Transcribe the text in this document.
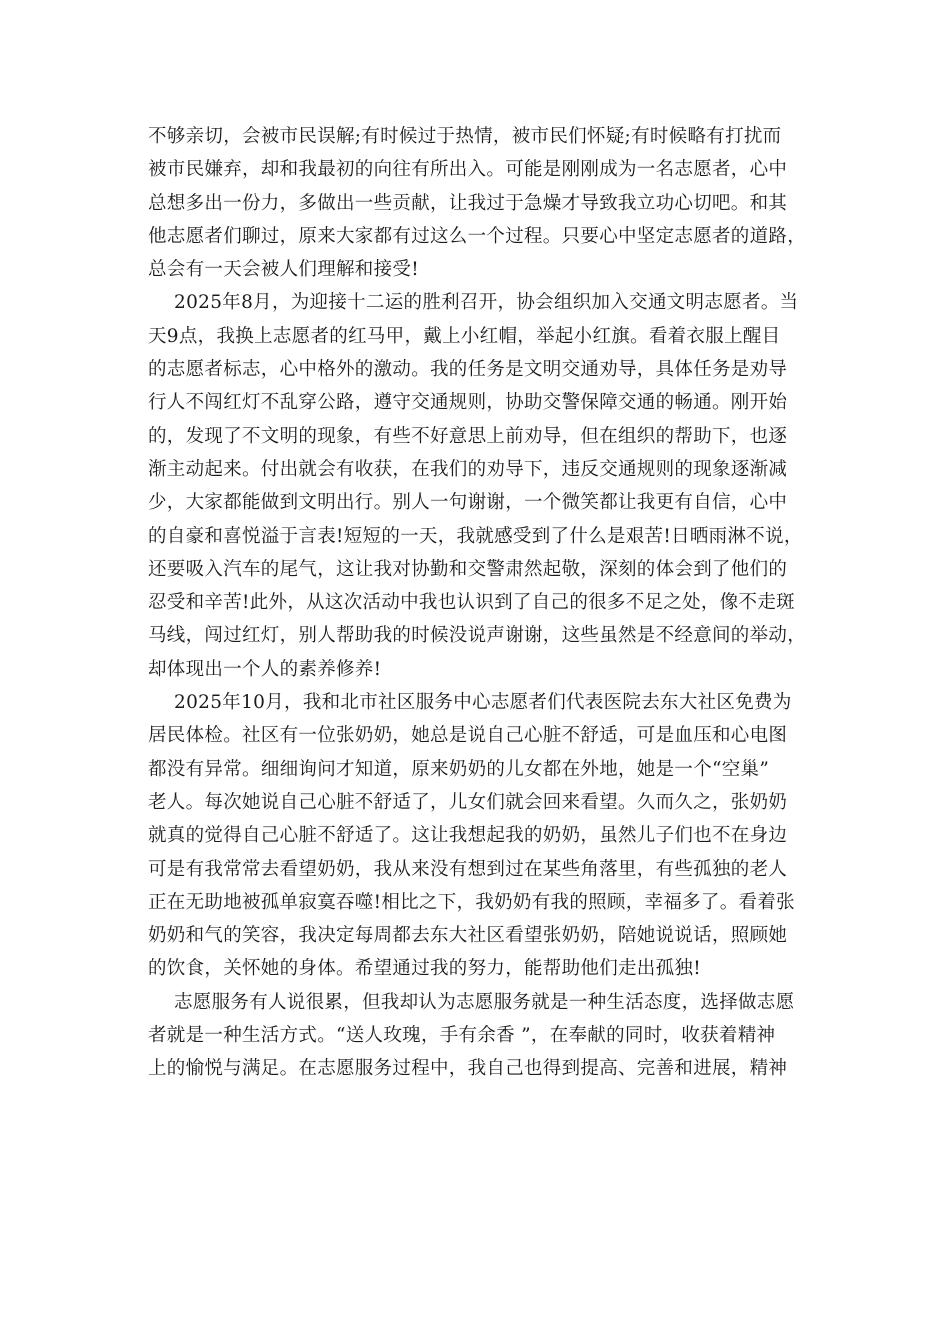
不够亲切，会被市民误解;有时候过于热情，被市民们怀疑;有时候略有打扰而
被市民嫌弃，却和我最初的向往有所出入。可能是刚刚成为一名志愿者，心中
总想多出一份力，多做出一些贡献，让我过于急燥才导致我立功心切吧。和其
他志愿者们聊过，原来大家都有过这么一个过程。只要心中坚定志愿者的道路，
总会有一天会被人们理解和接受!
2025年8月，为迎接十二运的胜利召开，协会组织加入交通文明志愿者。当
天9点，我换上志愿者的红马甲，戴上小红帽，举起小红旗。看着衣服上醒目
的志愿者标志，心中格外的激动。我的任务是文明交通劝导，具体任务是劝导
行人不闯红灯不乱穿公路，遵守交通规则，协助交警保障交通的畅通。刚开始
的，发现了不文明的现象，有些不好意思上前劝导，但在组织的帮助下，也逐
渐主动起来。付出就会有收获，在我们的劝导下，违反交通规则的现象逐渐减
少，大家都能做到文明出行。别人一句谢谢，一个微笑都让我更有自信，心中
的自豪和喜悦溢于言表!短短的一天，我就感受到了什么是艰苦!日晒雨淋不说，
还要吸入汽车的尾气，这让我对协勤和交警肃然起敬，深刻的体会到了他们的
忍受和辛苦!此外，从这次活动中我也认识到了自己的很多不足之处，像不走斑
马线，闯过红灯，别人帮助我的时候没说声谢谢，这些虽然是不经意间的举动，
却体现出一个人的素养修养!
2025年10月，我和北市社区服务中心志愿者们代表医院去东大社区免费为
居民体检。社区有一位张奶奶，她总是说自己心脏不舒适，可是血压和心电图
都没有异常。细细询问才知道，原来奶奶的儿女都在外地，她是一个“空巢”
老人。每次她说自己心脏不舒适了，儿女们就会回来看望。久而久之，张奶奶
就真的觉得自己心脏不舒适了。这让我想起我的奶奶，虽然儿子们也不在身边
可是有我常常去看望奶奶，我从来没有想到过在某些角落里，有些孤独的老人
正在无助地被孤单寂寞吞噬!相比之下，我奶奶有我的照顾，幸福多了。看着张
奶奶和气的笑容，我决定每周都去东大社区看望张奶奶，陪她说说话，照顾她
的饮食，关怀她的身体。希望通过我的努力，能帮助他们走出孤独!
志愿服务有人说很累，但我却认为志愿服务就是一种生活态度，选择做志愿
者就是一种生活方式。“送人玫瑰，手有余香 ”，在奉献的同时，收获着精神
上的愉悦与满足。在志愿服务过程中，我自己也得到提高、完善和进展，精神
::::::::
Extract all the entries word for word; omit any pictures.

▶ _Result for this task_:
Transcribe the text in this document.
不够亲切，会被市民误解;有时候过于热情，被市民们怀疑;有时候略有打扰而
被市民嫌弃，却和我最初的向往有所出入。可能是刚刚成为一名志愿者，心中
总想多出一份力，多做出一些贡献，让我过于急燥才导致我立功心切吧。和其
他志愿者们聊过，原来大家都有过这么一个过程。只要心中坚定志愿者的道路，
总会有一天会被人们理解和接受!
2025年8月，为迎接十二运的胜利召开，协会组织加入交通文明志愿者。当
天9点，我换上志愿者的红马甲，戴上小红帽，举起小红旗。看着衣服上醒目
的志愿者标志，心中格外的激动。我的任务是文明交通劝导，具体任务是劝导
行人不闯红灯不乱穿公路，遵守交通规则，协助交警保障交通的畅通。刚开始
的，发现了不文明的现象，有些不好意思上前劝导，但在组织的帮助下，也逐
渐主动起来。付出就会有收获，在我们的劝导下，违反交通规则的现象逐渐减
少，大家都能做到文明出行。别人一句谢谢，一个微笑都让我更有自信，心中
的自豪和喜悦溢于言表!短短的一天，我就感受到了什么是艰苦!日晒雨淋不说，
还要吸入汽车的尾气，这让我对协勤和交警肃然起敬，深刻的体会到了他们的
忍受和辛苦!此外，从这次活动中我也认识到了自己的很多不足之处，像不走斑
马线，闯过红灯，别人帮助我的时候没说声谢谢，这些虽然是不经意间的举动，
却体现出一个人的素养修养!
2025年10月，我和北市社区服务中心志愿者们代表医院去东大社区免费为
居民体检。社区有一位张奶奶，她总是说自己心脏不舒适，可是血压和心电图
都没有异常。细细询问才知道，原来奶奶的儿女都在外地，她是一个“空巢”
老人。每次她说自己心脏不舒适了，儿女们就会回来看望。久而久之，张奶奶
就真的觉得自己心脏不舒适了。这让我想起我的奶奶，虽然儿子们也不在身边
可是有我常常去看望奶奶，我从来没有想到过在某些角落里，有些孤独的老人
正在无助地被孤单寂寞吞噬!相比之下，我奶奶有我的照顾，幸福多了。看着张
奶奶和气的笑容，我决定每周都去东大社区看望张奶奶，陪她说说话，照顾她
的饮食，关怀她的身体。希望通过我的努力，能帮助他们走出孤独!
志愿服务有人说很累，但我却认为志愿服务就是一种生活态度，选择做志愿
者就是一种生活方式。“送人玫瑰，手有余香 ”，在奉献的同时，收获着精神
上的愉悦与满足。在志愿服务过程中，我自己也得到提高、完善和进展，精神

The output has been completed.